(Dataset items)
........

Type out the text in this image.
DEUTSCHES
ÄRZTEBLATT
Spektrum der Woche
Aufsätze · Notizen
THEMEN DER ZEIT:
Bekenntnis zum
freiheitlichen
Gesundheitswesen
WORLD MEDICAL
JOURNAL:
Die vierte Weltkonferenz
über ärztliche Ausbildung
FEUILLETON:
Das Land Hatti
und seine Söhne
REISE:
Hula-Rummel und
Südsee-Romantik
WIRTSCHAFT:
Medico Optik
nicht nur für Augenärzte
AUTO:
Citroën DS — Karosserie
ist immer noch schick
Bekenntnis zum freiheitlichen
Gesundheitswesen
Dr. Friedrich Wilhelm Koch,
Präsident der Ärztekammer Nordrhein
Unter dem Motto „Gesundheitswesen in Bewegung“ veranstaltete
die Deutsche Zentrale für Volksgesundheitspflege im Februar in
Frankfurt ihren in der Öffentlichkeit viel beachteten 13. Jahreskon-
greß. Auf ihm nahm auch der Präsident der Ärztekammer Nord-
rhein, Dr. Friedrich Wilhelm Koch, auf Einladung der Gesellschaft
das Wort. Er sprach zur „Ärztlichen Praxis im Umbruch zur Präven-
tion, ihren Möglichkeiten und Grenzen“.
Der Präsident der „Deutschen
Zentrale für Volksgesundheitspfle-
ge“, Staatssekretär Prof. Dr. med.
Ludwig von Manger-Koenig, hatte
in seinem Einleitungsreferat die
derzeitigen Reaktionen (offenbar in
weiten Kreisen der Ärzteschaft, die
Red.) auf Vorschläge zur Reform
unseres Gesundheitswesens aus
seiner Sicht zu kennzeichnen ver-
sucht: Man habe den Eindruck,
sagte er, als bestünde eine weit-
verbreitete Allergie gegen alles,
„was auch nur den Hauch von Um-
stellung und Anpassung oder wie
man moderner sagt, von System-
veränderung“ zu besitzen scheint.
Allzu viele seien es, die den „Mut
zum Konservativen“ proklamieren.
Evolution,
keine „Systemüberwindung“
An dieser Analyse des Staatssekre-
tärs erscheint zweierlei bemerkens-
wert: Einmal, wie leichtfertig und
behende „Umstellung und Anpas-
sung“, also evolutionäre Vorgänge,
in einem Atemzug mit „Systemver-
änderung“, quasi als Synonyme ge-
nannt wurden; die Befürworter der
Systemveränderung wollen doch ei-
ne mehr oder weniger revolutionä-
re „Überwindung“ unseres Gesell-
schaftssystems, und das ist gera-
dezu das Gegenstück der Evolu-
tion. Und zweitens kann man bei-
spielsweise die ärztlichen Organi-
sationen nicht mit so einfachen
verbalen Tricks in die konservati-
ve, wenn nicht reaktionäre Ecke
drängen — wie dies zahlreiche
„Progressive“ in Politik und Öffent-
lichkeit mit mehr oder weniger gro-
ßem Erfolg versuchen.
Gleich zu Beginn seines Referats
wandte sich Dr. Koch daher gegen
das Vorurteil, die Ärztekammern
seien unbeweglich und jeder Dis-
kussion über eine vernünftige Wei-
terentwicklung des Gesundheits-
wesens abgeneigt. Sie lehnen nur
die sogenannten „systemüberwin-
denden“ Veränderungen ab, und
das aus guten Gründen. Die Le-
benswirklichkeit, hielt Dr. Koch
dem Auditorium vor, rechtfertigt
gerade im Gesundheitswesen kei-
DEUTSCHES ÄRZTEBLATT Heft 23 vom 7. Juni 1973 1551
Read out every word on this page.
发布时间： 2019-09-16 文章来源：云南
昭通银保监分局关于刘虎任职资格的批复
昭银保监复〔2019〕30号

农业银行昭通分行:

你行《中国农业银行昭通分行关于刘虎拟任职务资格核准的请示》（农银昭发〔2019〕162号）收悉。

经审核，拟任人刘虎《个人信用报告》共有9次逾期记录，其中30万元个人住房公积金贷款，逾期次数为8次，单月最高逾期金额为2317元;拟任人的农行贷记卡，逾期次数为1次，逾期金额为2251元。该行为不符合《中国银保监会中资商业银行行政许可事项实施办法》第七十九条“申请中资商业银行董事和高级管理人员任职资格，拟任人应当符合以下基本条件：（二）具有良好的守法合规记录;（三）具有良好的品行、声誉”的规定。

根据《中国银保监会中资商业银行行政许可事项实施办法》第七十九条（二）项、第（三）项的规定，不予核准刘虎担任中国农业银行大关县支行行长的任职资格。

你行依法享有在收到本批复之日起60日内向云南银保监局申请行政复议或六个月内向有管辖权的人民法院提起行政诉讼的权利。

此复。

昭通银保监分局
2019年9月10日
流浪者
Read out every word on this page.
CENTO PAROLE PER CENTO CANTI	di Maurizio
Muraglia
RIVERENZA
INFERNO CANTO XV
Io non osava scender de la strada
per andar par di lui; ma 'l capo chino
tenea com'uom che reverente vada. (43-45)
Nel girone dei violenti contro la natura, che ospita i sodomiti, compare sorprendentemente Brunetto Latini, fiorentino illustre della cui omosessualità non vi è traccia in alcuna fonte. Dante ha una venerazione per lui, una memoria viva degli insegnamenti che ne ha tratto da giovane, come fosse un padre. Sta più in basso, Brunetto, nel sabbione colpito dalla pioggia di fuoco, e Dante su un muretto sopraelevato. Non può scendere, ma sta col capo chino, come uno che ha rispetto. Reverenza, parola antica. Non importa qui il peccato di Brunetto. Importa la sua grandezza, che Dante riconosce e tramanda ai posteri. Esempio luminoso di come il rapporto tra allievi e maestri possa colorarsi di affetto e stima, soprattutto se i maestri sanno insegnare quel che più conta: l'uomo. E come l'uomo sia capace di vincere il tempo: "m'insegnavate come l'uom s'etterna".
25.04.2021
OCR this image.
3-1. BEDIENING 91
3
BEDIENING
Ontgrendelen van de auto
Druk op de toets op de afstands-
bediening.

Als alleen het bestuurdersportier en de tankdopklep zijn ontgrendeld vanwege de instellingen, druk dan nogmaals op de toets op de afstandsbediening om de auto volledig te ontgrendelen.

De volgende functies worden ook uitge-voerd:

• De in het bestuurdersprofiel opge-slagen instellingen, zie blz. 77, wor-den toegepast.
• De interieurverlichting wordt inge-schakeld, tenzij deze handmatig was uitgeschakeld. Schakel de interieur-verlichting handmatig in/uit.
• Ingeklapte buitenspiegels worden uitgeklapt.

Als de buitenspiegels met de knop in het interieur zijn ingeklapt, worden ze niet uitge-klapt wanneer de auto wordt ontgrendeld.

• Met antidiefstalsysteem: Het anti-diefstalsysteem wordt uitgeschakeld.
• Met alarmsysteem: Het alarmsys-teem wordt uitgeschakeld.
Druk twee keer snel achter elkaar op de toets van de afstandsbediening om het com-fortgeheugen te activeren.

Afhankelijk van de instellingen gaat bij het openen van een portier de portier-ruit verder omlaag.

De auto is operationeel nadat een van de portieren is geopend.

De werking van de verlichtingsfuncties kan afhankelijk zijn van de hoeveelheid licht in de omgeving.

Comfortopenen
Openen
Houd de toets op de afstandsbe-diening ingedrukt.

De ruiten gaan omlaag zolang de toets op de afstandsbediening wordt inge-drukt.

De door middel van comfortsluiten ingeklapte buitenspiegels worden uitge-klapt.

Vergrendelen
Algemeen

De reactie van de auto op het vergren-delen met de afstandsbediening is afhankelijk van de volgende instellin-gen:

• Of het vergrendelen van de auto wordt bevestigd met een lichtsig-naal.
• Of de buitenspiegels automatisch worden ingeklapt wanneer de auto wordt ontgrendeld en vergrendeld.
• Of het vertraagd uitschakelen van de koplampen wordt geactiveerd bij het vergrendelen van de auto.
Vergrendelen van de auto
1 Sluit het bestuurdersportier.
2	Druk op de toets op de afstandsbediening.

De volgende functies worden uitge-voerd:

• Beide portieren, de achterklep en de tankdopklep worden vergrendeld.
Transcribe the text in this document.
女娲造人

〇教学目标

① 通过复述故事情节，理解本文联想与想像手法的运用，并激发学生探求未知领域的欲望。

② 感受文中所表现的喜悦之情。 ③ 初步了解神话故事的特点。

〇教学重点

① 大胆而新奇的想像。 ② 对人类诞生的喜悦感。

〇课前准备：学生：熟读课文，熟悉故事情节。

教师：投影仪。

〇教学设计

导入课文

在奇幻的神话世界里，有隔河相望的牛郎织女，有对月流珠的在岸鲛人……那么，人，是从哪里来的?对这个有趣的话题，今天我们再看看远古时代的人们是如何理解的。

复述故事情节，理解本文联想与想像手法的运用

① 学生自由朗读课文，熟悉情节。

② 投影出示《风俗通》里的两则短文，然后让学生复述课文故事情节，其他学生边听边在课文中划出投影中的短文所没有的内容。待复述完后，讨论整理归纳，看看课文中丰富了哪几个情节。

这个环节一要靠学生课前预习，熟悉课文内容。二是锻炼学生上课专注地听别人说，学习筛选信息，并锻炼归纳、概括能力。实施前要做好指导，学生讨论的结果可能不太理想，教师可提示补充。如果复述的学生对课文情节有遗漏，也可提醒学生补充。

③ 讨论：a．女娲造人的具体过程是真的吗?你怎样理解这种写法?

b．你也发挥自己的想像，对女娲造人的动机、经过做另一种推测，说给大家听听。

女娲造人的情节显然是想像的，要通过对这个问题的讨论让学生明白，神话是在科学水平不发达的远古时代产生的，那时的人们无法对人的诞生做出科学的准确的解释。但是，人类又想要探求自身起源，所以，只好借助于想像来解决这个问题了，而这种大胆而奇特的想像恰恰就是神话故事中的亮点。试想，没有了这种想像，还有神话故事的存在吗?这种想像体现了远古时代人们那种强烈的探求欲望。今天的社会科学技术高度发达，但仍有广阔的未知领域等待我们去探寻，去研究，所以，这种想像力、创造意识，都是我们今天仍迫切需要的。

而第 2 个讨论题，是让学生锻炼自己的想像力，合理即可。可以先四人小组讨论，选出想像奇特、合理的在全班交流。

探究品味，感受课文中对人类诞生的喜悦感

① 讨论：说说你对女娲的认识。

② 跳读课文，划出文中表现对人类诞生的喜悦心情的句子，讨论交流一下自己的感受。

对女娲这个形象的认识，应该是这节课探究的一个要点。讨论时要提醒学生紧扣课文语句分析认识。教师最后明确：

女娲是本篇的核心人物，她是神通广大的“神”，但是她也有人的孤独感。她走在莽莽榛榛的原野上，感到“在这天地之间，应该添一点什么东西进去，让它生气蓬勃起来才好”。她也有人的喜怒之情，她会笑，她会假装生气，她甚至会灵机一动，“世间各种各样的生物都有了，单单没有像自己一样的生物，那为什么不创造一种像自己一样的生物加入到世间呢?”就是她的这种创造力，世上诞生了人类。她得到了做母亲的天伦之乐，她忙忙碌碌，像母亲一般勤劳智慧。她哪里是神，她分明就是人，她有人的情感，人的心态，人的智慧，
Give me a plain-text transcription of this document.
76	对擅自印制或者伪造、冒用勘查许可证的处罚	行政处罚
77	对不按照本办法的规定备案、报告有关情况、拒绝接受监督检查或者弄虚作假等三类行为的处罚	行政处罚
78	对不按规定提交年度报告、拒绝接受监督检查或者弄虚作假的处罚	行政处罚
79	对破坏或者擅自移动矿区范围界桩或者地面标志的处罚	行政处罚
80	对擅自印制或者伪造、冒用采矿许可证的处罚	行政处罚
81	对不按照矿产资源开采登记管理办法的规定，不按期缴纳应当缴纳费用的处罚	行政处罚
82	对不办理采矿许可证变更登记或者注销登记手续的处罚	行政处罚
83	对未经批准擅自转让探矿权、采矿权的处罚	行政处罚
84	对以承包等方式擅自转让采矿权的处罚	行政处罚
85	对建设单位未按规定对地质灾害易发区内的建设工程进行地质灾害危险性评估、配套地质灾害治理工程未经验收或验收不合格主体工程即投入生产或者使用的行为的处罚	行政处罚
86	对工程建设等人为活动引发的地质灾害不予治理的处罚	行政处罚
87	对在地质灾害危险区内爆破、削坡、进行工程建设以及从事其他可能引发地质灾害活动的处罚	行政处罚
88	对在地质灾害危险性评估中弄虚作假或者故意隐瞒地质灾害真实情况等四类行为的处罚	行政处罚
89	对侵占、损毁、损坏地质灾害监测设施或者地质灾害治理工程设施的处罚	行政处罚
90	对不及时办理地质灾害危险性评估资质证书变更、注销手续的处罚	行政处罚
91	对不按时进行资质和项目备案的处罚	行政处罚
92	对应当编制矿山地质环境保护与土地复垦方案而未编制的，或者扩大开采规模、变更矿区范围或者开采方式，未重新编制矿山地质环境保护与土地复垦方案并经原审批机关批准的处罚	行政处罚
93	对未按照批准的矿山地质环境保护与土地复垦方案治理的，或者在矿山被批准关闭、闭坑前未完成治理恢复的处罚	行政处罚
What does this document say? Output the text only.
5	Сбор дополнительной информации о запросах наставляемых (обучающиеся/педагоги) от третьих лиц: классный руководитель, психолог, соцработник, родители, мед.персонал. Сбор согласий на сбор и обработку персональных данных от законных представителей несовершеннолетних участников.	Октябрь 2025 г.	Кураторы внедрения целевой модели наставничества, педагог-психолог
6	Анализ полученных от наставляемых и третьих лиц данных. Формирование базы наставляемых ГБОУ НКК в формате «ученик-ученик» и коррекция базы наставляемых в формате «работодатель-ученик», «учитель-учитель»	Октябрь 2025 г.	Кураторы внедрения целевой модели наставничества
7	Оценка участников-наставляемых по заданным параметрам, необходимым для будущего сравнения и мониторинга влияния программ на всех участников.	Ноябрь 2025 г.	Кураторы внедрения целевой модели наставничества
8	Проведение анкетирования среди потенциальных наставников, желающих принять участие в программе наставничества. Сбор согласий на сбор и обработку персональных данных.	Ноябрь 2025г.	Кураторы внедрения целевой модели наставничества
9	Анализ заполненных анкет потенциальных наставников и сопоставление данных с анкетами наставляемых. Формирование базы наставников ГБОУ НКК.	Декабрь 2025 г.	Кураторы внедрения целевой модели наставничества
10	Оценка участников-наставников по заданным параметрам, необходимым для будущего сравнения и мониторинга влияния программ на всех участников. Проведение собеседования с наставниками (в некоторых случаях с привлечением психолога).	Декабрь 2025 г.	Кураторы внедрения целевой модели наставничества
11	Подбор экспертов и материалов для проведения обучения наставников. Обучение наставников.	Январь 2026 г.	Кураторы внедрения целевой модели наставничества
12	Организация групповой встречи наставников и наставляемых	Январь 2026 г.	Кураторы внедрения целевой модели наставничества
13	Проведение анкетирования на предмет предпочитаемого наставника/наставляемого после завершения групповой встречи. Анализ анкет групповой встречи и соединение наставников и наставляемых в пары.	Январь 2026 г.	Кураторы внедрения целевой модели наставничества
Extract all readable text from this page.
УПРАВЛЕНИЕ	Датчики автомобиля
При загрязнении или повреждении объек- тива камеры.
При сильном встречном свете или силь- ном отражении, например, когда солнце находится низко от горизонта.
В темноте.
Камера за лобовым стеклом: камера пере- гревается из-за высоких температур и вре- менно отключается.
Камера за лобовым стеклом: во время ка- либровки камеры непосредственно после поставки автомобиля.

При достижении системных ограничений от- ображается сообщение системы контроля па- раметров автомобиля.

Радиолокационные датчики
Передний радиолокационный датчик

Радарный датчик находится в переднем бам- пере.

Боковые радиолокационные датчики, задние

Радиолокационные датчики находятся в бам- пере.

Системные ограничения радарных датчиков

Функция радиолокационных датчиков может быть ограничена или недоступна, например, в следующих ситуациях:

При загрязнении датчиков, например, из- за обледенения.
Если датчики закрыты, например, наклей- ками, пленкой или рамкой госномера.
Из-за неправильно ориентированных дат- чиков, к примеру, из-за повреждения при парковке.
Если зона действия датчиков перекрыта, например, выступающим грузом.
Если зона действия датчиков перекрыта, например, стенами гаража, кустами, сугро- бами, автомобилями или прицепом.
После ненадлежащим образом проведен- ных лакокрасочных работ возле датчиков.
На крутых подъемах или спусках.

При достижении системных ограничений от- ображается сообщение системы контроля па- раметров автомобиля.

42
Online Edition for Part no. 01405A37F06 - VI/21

........

### [Stated task]
Select and copy every line from the records that includes the word "DEUTSCHES".

### [Task response]
DEUTSCHES
DEUTSCHES ÄRZTEBLATT Heft 23 vom 7. Juni 1973 1551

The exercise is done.